WHAT TO PRODUCE: In the entries below, find every line with "Capture" and copy it.

Dataset items:
>>>>>

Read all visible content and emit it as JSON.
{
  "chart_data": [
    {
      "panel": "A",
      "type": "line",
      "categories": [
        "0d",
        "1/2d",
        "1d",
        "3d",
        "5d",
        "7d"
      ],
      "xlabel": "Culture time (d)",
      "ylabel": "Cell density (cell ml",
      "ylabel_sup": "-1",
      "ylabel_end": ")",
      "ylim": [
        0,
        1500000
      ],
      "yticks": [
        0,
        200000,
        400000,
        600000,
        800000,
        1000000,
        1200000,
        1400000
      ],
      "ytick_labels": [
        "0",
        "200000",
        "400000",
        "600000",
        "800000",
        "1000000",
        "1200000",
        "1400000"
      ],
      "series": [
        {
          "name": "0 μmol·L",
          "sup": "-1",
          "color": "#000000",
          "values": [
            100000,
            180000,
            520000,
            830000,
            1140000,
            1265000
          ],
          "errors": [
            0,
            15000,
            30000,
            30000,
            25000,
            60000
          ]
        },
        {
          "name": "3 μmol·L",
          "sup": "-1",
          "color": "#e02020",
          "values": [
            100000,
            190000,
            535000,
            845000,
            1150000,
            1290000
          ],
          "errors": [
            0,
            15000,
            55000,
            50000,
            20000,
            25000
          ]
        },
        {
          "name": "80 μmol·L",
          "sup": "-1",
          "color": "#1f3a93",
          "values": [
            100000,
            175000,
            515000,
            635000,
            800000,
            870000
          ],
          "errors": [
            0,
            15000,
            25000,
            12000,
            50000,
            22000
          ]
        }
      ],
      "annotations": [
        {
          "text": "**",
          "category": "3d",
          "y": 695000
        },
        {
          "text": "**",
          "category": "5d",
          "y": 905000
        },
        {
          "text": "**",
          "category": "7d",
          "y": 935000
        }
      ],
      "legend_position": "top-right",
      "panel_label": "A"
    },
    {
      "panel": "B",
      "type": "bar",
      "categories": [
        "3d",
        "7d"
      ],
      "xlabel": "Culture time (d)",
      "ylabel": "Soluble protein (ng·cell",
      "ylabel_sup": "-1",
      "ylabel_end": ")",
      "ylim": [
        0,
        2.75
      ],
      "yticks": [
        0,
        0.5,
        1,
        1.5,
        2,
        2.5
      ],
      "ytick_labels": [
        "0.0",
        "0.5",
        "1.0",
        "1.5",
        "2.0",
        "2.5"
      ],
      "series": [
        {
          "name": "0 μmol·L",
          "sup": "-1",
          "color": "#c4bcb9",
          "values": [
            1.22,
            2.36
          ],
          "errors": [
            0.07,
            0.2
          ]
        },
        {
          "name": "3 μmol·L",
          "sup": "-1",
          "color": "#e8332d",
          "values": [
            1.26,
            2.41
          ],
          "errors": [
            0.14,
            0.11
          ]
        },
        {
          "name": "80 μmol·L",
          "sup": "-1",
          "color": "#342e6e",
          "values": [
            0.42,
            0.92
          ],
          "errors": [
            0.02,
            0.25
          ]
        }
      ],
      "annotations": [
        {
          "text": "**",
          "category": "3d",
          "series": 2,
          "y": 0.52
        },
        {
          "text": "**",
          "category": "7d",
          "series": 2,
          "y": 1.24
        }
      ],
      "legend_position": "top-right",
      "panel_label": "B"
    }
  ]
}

<<<<<
>>>>>

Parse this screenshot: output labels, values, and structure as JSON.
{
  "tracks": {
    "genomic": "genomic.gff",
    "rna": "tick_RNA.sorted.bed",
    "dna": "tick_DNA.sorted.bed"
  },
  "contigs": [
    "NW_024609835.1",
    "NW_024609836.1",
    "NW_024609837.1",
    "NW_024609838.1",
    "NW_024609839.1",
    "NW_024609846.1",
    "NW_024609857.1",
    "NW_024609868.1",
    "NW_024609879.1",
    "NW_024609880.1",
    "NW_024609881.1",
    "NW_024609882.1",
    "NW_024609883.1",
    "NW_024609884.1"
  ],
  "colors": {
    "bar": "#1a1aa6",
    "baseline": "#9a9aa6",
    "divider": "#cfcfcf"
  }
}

<<<<<
>>>>>

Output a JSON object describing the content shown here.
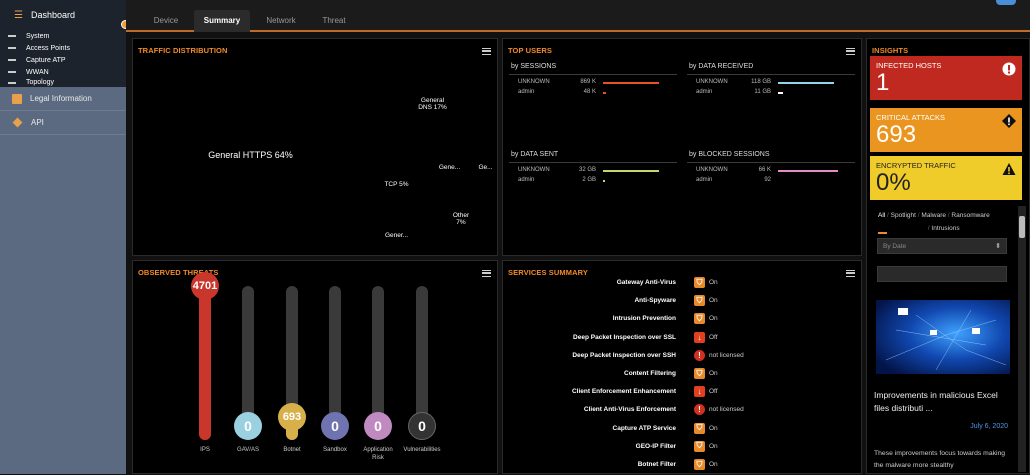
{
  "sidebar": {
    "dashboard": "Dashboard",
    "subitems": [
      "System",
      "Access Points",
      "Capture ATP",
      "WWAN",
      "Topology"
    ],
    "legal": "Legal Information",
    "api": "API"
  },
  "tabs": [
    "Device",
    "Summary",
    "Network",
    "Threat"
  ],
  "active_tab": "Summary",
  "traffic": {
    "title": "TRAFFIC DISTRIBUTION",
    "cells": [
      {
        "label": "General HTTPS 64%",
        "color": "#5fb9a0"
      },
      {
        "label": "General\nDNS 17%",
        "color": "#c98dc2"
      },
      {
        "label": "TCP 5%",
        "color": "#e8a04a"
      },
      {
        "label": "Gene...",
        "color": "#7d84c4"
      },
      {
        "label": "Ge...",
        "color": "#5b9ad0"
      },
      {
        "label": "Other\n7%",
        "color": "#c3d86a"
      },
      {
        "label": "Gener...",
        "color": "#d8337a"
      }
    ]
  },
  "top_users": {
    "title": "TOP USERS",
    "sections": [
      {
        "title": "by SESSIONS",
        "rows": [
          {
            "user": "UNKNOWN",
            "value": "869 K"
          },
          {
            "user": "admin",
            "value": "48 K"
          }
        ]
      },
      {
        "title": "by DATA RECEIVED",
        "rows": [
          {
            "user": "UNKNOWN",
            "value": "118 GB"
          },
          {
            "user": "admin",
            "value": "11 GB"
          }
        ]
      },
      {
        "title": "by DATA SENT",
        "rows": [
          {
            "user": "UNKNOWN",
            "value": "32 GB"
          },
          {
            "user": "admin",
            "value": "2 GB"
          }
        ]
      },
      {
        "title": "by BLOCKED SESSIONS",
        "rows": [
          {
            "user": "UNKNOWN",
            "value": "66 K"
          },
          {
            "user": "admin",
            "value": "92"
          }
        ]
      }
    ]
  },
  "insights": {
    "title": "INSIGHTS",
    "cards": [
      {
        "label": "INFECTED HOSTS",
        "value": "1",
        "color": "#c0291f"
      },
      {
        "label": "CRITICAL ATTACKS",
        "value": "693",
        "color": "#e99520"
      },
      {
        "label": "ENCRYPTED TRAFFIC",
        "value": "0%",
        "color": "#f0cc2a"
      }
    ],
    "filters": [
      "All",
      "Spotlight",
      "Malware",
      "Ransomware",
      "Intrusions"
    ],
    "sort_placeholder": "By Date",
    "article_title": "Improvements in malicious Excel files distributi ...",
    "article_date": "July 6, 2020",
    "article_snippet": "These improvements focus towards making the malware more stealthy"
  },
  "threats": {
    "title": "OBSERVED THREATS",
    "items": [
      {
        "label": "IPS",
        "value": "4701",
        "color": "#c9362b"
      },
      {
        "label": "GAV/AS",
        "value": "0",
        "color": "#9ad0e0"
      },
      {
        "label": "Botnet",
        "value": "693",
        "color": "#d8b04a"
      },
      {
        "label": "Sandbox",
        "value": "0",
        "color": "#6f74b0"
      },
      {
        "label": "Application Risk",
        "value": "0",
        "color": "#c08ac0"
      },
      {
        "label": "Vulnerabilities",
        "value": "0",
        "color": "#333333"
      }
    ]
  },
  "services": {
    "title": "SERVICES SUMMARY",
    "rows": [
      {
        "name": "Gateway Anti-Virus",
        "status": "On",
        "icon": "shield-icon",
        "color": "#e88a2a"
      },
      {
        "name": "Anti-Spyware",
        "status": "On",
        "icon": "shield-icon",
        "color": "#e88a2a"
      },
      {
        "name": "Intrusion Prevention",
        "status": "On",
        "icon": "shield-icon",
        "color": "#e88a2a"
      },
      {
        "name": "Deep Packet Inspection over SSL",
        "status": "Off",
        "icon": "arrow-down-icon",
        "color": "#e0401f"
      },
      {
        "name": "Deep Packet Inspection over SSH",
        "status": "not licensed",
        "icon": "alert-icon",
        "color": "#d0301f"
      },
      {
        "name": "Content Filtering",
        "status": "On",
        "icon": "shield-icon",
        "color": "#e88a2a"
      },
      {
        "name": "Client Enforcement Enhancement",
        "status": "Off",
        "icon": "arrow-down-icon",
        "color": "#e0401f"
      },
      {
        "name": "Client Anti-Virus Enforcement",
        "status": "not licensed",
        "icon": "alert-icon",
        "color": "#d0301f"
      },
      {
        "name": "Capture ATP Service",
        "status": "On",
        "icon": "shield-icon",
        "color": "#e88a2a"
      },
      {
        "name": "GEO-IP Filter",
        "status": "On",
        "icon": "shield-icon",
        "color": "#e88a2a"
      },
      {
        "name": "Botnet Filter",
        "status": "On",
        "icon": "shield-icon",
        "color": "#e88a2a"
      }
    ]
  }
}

<<<<<

TASK SOLUTION:
      "Capture ATP",
        "name": "Capture ATP Service",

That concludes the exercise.